--- Begin ---
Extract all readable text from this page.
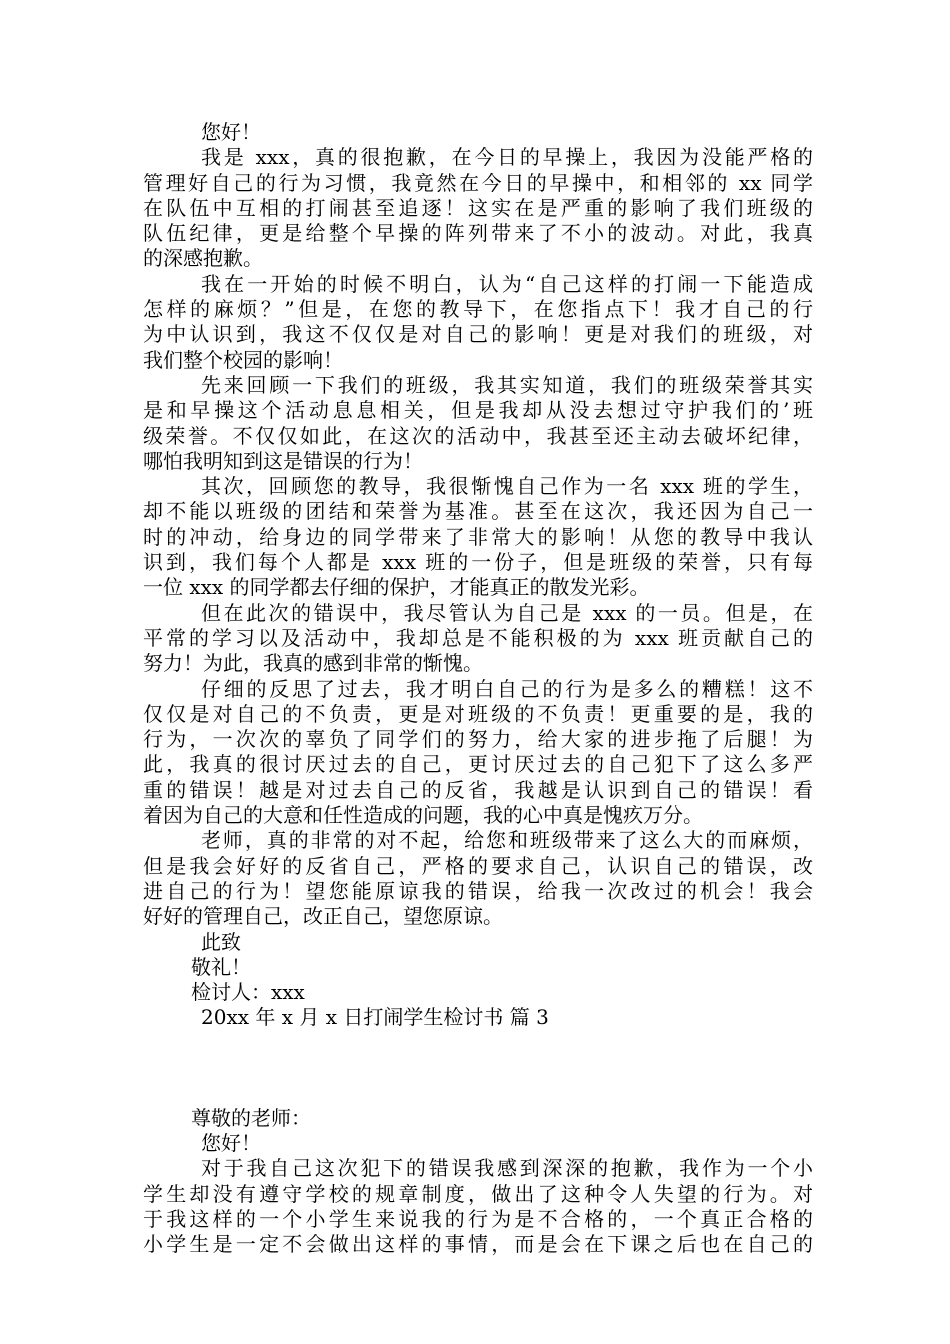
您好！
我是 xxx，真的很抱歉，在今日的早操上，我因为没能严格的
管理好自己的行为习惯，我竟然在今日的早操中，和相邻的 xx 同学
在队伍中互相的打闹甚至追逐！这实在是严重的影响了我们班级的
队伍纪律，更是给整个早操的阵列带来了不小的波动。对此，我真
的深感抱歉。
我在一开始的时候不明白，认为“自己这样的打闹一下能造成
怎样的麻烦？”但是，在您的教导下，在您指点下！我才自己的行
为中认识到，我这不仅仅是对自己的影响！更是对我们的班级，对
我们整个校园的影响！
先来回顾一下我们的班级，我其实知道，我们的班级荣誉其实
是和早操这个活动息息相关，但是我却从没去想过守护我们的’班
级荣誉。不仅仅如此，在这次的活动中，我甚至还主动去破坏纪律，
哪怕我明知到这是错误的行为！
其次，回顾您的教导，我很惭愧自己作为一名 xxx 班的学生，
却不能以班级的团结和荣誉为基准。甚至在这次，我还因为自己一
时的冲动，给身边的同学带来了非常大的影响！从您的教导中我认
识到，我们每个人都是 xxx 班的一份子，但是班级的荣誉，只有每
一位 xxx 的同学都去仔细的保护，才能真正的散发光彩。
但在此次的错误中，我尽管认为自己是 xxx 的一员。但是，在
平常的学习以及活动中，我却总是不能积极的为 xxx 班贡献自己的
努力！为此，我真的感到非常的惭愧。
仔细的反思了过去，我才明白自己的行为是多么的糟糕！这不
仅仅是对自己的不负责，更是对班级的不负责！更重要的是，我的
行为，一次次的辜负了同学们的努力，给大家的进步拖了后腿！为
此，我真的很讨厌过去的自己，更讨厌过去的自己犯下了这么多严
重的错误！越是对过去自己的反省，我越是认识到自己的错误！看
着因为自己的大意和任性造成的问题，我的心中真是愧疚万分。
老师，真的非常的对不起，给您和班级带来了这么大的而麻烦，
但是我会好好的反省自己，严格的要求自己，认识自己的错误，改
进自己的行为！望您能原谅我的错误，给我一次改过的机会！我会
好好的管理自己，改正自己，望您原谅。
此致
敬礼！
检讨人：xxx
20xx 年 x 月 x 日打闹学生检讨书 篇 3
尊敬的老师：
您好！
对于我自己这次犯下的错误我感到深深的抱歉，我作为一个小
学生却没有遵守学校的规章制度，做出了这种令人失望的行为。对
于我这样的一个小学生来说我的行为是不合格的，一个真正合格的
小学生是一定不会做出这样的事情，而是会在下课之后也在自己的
--- End ---
The exercise
Without the pictures, retype the whole of the material above exactly.

Right answer
Extract all readable text from this page.
您好！
我是 xxx，真的很抱歉，在今日的早操上，我因为没能严格的
管理好自己的行为习惯，我竟然在今日的早操中，和相邻的 xx 同学
在队伍中互相的打闹甚至追逐！这实在是严重的影响了我们班级的
队伍纪律，更是给整个早操的阵列带来了不小的波动。对此，我真
的深感抱歉。
我在一开始的时候不明白，认为“自己这样的打闹一下能造成
怎样的麻烦？”但是，在您的教导下，在您指点下！我才自己的行
为中认识到，我这不仅仅是对自己的影响！更是对我们的班级，对
我们整个校园的影响！
先来回顾一下我们的班级，我其实知道，我们的班级荣誉其实
是和早操这个活动息息相关，但是我却从没去想过守护我们的’班
级荣誉。不仅仅如此，在这次的活动中，我甚至还主动去破坏纪律，
哪怕我明知到这是错误的行为！
其次，回顾您的教导，我很惭愧自己作为一名 xxx 班的学生，
却不能以班级的团结和荣誉为基准。甚至在这次，我还因为自己一
时的冲动，给身边的同学带来了非常大的影响！从您的教导中我认
识到，我们每个人都是 xxx 班的一份子，但是班级的荣誉，只有每
一位 xxx 的同学都去仔细的保护，才能真正的散发光彩。
但在此次的错误中，我尽管认为自己是 xxx 的一员。但是，在
平常的学习以及活动中，我却总是不能积极的为 xxx 班贡献自己的
努力！为此，我真的感到非常的惭愧。
仔细的反思了过去，我才明白自己的行为是多么的糟糕！这不
仅仅是对自己的不负责，更是对班级的不负责！更重要的是，我的
行为，一次次的辜负了同学们的努力，给大家的进步拖了后腿！为
此，我真的很讨厌过去的自己，更讨厌过去的自己犯下了这么多严
重的错误！越是对过去自己的反省，我越是认识到自己的错误！看
着因为自己的大意和任性造成的问题，我的心中真是愧疚万分。
老师，真的非常的对不起，给您和班级带来了这么大的而麻烦，
但是我会好好的反省自己，严格的要求自己，认识自己的错误，改
进自己的行为！望您能原谅我的错误，给我一次改过的机会！我会
好好的管理自己，改正自己，望您原谅。
此致
敬礼！
检讨人：xxx
20xx 年 x 月 x 日打闹学生检讨书 篇 3
尊敬的老师：
您好！
对于我自己这次犯下的错误我感到深深的抱歉，我作为一个小
学生却没有遵守学校的规章制度，做出了这种令人失望的行为。对
于我这样的一个小学生来说我的行为是不合格的，一个真正合格的
小学生是一定不会做出这样的事情，而是会在下课之后也在自己的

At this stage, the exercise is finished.